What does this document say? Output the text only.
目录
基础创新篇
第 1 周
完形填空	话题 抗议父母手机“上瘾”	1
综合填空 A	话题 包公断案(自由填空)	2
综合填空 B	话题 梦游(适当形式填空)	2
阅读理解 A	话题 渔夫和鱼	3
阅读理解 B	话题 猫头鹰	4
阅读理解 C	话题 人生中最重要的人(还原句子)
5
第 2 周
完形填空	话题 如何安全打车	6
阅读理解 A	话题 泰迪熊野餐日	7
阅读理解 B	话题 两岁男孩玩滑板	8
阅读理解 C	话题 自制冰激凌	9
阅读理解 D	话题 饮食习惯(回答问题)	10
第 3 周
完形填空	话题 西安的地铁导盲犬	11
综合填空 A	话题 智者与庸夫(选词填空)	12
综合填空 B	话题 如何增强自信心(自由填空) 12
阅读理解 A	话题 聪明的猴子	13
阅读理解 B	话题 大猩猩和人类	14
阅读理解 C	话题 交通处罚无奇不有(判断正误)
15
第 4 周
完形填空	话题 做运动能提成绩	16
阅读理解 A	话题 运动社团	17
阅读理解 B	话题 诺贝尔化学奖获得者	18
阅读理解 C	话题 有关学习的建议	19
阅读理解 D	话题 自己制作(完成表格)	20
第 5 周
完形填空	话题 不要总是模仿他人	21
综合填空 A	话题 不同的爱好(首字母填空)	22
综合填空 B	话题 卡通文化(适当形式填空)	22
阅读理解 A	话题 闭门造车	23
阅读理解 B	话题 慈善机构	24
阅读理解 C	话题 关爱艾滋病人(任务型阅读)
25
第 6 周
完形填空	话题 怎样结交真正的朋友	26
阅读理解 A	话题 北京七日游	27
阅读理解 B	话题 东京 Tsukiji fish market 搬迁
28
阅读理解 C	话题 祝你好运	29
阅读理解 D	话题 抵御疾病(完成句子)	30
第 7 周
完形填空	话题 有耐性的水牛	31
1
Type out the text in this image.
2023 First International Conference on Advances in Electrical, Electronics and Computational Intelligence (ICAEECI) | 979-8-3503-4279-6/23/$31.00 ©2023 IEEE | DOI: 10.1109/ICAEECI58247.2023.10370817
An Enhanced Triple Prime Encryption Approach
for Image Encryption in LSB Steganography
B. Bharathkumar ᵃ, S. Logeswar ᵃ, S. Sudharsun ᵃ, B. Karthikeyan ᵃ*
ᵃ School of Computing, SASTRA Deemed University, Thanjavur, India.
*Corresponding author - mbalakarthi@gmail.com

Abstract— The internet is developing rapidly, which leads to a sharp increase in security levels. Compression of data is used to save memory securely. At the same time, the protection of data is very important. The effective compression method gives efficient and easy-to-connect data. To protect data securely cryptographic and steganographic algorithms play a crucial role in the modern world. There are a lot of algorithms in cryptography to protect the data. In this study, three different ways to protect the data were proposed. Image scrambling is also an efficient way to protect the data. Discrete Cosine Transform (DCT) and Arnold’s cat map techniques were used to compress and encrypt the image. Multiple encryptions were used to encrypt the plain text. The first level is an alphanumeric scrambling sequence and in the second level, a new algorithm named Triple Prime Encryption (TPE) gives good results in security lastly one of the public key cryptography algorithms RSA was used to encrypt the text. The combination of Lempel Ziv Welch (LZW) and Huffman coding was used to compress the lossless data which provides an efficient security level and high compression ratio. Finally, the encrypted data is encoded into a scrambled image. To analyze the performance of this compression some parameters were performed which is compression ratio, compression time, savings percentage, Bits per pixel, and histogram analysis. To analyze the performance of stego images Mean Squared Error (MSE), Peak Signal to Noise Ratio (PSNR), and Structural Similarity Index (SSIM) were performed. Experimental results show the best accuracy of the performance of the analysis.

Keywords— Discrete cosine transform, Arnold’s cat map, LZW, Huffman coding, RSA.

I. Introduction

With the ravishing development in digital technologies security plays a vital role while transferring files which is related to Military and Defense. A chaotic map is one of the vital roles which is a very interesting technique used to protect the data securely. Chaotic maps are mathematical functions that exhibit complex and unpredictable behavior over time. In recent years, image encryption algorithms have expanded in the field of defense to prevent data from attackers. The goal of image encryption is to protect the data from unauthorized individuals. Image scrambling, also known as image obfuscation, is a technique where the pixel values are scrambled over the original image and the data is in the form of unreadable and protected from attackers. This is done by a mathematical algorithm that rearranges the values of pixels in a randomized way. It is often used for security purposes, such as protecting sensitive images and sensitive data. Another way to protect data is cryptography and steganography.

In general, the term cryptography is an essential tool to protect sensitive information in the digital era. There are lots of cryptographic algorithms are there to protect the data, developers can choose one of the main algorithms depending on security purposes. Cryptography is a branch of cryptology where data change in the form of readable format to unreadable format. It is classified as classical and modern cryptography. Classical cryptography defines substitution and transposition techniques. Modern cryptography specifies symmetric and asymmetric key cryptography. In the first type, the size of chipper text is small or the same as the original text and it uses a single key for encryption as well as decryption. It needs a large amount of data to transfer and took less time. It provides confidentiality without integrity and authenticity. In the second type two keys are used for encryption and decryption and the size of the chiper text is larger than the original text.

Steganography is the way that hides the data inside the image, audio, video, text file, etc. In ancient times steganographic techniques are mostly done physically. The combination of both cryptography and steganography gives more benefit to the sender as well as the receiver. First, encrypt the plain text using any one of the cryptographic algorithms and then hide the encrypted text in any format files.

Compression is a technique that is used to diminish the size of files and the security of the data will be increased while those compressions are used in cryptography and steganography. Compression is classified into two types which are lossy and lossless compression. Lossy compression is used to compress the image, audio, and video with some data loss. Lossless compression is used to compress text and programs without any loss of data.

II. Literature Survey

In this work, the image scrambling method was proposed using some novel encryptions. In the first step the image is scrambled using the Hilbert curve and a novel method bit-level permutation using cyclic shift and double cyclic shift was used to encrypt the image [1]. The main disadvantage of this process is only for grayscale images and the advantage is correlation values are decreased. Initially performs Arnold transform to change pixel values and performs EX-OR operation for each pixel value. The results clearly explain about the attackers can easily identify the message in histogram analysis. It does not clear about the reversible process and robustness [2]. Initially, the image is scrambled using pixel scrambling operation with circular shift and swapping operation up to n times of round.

...

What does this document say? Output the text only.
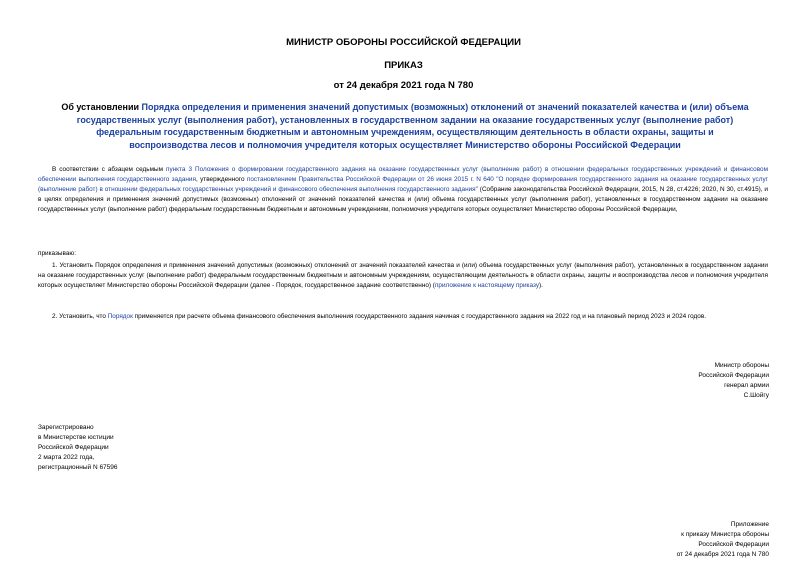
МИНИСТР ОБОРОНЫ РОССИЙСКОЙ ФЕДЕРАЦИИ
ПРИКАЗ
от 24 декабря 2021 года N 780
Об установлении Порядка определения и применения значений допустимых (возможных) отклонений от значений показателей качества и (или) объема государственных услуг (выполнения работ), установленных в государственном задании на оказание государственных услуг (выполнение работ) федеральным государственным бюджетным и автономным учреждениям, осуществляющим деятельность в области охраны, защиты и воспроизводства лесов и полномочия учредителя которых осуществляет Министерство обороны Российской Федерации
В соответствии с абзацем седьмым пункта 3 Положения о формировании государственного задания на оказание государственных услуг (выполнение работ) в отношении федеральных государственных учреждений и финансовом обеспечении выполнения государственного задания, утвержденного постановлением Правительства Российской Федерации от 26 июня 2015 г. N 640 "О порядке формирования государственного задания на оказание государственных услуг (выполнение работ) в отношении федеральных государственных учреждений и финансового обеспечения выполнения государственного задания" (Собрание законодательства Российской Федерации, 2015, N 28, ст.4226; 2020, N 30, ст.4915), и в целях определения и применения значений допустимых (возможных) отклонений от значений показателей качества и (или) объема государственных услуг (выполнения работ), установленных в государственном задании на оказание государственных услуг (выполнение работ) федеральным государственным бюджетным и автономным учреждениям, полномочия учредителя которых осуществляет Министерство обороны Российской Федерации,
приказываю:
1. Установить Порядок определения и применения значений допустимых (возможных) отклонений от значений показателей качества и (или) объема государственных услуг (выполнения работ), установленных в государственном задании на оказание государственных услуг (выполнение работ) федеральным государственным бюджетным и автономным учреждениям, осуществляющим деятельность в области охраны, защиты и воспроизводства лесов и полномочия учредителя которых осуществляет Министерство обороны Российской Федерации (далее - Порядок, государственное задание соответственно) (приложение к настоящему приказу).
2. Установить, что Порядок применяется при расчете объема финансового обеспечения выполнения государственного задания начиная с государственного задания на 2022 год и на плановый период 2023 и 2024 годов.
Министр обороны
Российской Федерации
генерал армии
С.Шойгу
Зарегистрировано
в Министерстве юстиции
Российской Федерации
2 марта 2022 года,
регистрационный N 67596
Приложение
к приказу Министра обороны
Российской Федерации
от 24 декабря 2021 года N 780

- [WRITTEN TASK]
Take every line that includes the string "综合填空" and copy it.

- [SOLUTION FOR THIS EXERCISE]
综合填空 A	话题 包公断案(自由填空)	2
综合填空 B	话题 梦游(适当形式填空)	2
综合填空 A	话题 智者与庸夫(选词填空)	12
综合填空 B	话题 如何增强自信心(自由填空) 12
综合填空 A	话题 不同的爱好(首字母填空)	22
综合填空 B	话题 卡通文化(适当形式填空)	22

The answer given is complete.